■ What needs to be done ■
Quote the full listing word for word.

■ Records supplied ■
::::::::::

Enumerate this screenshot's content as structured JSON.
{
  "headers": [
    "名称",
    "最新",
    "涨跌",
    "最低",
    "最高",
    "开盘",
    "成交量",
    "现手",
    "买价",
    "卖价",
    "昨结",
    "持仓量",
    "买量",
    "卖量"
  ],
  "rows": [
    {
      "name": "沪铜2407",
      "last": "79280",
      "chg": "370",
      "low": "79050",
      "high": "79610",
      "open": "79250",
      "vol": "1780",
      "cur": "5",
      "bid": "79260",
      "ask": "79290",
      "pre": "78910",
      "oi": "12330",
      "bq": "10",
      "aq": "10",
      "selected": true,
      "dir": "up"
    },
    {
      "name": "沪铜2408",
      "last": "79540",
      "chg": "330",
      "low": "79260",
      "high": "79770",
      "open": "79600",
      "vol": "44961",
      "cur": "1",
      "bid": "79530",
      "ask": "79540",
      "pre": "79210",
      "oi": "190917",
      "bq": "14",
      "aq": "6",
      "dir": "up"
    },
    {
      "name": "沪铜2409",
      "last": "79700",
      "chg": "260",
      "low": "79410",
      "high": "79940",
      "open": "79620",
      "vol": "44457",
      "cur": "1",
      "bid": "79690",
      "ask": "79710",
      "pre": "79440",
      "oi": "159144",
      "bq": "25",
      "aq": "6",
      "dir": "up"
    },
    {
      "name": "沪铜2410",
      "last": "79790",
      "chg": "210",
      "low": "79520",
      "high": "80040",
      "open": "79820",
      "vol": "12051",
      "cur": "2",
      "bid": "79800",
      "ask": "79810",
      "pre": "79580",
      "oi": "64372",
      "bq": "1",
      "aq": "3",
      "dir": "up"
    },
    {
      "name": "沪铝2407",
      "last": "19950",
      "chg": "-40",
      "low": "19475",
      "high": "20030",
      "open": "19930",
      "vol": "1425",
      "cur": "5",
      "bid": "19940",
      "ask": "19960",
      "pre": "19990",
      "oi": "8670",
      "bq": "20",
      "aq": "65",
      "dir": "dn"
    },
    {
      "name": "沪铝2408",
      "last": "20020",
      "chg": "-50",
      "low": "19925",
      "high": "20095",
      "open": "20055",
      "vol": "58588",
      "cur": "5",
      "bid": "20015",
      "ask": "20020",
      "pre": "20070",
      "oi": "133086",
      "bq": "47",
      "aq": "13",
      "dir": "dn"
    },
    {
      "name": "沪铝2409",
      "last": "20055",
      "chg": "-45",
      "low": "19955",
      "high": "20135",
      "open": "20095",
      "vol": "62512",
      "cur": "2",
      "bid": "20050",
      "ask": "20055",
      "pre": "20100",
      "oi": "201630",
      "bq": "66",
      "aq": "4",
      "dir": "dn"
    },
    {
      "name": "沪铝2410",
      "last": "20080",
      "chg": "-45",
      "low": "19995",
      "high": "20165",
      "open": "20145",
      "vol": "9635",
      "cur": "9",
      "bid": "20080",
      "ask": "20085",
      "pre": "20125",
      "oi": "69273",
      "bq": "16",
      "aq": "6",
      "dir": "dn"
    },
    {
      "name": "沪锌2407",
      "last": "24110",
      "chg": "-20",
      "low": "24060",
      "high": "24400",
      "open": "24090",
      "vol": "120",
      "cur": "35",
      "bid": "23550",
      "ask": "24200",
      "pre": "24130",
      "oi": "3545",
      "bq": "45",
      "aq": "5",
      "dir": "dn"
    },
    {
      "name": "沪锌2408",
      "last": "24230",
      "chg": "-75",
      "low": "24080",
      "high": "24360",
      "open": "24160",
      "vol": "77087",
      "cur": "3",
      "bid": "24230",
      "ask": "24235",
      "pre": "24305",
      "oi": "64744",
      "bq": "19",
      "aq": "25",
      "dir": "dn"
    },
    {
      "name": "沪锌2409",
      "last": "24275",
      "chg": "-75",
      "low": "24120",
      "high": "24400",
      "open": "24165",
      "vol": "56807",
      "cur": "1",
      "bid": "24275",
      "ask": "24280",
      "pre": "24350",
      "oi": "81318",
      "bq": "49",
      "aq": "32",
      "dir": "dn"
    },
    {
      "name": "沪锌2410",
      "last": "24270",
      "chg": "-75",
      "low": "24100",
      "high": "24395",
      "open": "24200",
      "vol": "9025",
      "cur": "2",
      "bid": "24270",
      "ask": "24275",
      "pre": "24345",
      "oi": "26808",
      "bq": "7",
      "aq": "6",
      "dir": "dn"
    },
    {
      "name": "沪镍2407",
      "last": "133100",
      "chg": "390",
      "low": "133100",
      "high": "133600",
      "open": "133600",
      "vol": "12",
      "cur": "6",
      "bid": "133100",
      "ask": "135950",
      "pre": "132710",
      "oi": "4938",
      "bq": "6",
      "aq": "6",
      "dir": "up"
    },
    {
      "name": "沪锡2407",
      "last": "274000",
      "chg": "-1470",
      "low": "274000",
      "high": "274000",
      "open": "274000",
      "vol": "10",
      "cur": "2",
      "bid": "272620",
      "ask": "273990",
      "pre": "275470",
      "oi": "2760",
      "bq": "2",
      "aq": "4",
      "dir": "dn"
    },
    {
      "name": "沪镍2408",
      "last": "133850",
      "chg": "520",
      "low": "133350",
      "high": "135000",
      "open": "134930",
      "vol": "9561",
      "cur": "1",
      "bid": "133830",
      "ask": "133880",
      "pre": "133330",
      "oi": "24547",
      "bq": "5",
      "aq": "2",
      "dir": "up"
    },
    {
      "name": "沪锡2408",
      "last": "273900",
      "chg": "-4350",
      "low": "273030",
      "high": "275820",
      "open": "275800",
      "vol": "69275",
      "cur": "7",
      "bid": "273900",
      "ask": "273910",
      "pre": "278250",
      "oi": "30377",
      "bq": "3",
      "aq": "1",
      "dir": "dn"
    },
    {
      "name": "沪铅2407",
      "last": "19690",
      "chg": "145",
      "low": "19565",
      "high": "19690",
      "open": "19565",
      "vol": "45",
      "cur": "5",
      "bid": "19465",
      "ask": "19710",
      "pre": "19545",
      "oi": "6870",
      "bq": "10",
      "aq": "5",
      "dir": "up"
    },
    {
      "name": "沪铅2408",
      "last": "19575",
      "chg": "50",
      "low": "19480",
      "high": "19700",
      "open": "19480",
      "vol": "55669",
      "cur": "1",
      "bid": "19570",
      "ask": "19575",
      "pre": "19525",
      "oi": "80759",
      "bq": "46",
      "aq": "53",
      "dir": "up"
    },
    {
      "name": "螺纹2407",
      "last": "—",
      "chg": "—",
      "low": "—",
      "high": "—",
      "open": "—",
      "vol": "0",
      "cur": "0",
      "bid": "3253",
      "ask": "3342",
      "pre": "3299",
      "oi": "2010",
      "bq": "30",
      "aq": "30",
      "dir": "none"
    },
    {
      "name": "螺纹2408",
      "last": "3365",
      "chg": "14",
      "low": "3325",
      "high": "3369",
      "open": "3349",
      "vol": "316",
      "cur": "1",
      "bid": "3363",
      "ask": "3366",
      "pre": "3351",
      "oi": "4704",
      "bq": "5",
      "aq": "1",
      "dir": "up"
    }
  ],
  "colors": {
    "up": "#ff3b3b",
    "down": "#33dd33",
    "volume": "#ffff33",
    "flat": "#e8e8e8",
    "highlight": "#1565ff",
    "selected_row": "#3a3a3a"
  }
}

::::::::::

■ Expected output ■
Enumerate this screenshot's content as structured JSON.
{
  "headers": [
    "名称",
    "最新",
    "涨跌",
    "最低",
    "最高",
    "开盘",
    "成交量",
    "现手",
    "买价",
    "卖价",
    "昨结",
    "持仓量",
    "买量",
    "卖量"
  ],
  "rows": [
    {
      "name": "沪铜2407",
      "last": "79280",
      "chg": "370",
      "low": "79050",
      "high": "79610",
      "open": "79250",
      "vol": "1780",
      "cur": "5",
      "bid": "79260",
      "ask": "79290",
      "pre": "78910",
      "oi": "12330",
      "bq": "10",
      "aq": "10",
      "selected": true,
      "dir": "up"
    },
    {
      "name": "沪铜2408",
      "last": "79540",
      "chg": "330",
      "low": "79260",
      "high": "79770",
      "open": "79600",
      "vol": "44961",
      "cur": "1",
      "bid": "79530",
      "ask": "79540",
      "pre": "79210",
      "oi": "190917",
      "bq": "14",
      "aq": "6",
      "dir": "up"
    },
    {
      "name": "沪铜2409",
      "last": "79700",
      "chg": "260",
      "low": "79410",
      "high": "79940",
      "open": "79620",
      "vol": "44457",
      "cur": "1",
      "bid": "79690",
      "ask": "79710",
      "pre": "79440",
      "oi": "159144",
      "bq": "25",
      "aq": "6",
      "dir": "up"
    },
    {
      "name": "沪铜2410",
      "last": "79790",
      "chg": "210",
      "low": "79520",
      "high": "80040",
      "open": "79820",
      "vol": "12051",
      "cur": "2",
      "bid": "79800",
      "ask": "79810",
      "pre": "79580",
      "oi": "64372",
      "bq": "1",
      "aq": "3",
      "dir": "up"
    },
    {
      "name": "沪铝2407",
      "last": "19950",
      "chg": "-40",
      "low": "19475",
      "high": "20030",
      "open": "19930",
      "vol": "1425",
      "cur": "5",
      "bid": "19940",
      "ask": "19960",
      "pre": "19990",
      "oi": "8670",
      "bq": "20",
      "aq": "65",
      "dir": "dn"
    },
    {
      "name": "沪铝2408",
      "last": "20020",
      "chg": "-50",
      "low": "19925",
      "high": "20095",
      "open": "20055",
      "vol": "58588",
      "cur": "5",
      "bid": "20015",
      "ask": "20020",
      "pre": "20070",
      "oi": "133086",
      "bq": "47",
      "aq": "13",
      "dir": "dn"
    },
    {
      "name": "沪铝2409",
      "last": "20055",
      "chg": "-45",
      "low": "19955",
      "high": "20135",
      "open": "20095",
      "vol": "62512",
      "cur": "2",
      "bid": "20050",
      "ask": "20055",
      "pre": "20100",
      "oi": "201630",
      "bq": "66",
      "aq": "4",
      "dir": "dn"
    },
    {
      "name": "沪铝2410",
      "last": "20080",
      "chg": "-45",
      "low": "19995",
      "high": "20165",
      "open": "20145",
      "vol": "9635",
      "cur": "9",
      "bid": "20080",
      "ask": "20085",
      "pre": "20125",
      "oi": "69273",
      "bq": "16",
      "aq": "6",
      "dir": "dn"
    },
    {
      "name": "沪锌2407",
      "last": "24110",
      "chg": "-20",
      "low": "24060",
      "high": "24400",
      "open": "24090",
      "vol": "120",
      "cur": "35",
      "bid": "23550",
      "ask": "24200",
      "pre": "24130",
      "oi": "3545",
      "bq": "45",
      "aq": "5",
      "dir": "dn"
    },
    {
      "name": "沪锌2408",
      "last": "24230",
      "chg": "-75",
      "low": "24080",
      "high": "24360",
      "open": "24160",
      "vol": "77087",
      "cur": "3",
      "bid": "24230",
      "ask": "24235",
      "pre": "24305",
      "oi": "64744",
      "bq": "19",
      "aq": "25",
      "dir": "dn"
    },
    {
      "name": "沪锌2409",
      "last": "24275",
      "chg": "-75",
      "low": "24120",
      "high": "24400",
      "open": "24165",
      "vol": "56807",
      "cur": "1",
      "bid": "24275",
      "ask": "24280",
      "pre": "24350",
      "oi": "81318",
      "bq": "49",
      "aq": "32",
      "dir": "dn"
    },
    {
      "name": "沪锌2410",
      "last": "24270",
      "chg": "-75",
      "low": "24100",
      "high": "24395",
      "open": "24200",
      "vol": "9025",
      "cur": "2",
      "bid": "24270",
      "ask": "24275",
      "pre": "24345",
      "oi": "26808",
      "bq": "7",
      "aq": "6",
      "dir": "dn"
    },
    {
      "name": "沪镍2407",
      "last": "133100",
      "chg": "390",
      "low": "133100",
      "high": "133600",
      "open": "133600",
      "vol": "12",
      "cur": "6",
      "bid": "133100",
      "ask": "135950",
      "pre": "132710",
      "oi": "4938",
      "bq": "6",
      "aq": "6",
      "dir": "up"
    },
    {
      "name": "沪锡2407",
      "last": "274000",
      "chg": "-1470",
      "low": "274000",
      "high": "274000",
      "open": "274000",
      "vol": "10",
      "cur": "2",
      "bid": "272620",
      "ask": "273990",
      "pre": "275470",
      "oi": "2760",
      "bq": "2",
      "aq": "4",
      "dir": "dn"
    },
    {
      "name": "沪镍2408",
      "last": "133850",
      "chg": "520",
      "low": "133350",
      "high": "135000",
      "open": "134930",
      "vol": "9561",
      "cur": "1",
      "bid": "133830",
      "ask": "133880",
      "pre": "133330",
      "oi": "24547",
      "bq": "5",
      "aq": "2",
      "dir": "up"
    },
    {
      "name": "沪锡2408",
      "last": "273900",
      "chg": "-4350",
      "low": "273030",
      "high": "275820",
      "open": "275800",
      "vol": "69275",
      "cur": "7",
      "bid": "273900",
      "ask": "273910",
      "pre": "278250",
      "oi": "30377",
      "bq": "3",
      "aq": "1",
      "dir": "dn"
    },
    {
      "name": "沪铅2407",
      "last": "19690",
      "chg": "145",
      "low": "19565",
      "high": "19690",
      "open": "19565",
      "vol": "45",
      "cur": "5",
      "bid": "19465",
      "ask": "19710",
      "pre": "19545",
      "oi": "6870",
      "bq": "10",
      "aq": "5",
      "dir": "up"
    },
    {
      "name": "沪铅2408",
      "last": "19575",
      "chg": "50",
      "low": "19480",
      "high": "19700",
      "open": "19480",
      "vol": "55669",
      "cur": "1",
      "bid": "19570",
      "ask": "19575",
      "pre": "19525",
      "oi": "80759",
      "bq": "46",
      "aq": "53",
      "dir": "up"
    },
    {
      "name": "螺纹2407",
      "last": "—",
      "chg": "—",
      "low": "—",
      "high": "—",
      "open": "—",
      "vol": "0",
      "cur": "0",
      "bid": "3253",
      "ask": "3342",
      "pre": "3299",
      "oi": "2010",
      "bq": "30",
      "aq": "30",
      "dir": "none"
    },
    {
      "name": "螺纹2408",
      "last": "3365",
      "chg": "14",
      "low": "3325",
      "high": "3369",
      "open": "3349",
      "vol": "316",
      "cur": "1",
      "bid": "3363",
      "ask": "3366",
      "pre": "3351",
      "oi": "4704",
      "bq": "5",
      "aq": "1",
      "dir": "up"
    }
  ],
  "colors": {
    "up": "#ff3b3b",
    "down": "#33dd33",
    "volume": "#ffff33",
    "flat": "#e8e8e8",
    "highlight": "#1565ff",
    "selected_row": "#3a3a3a"
  }
}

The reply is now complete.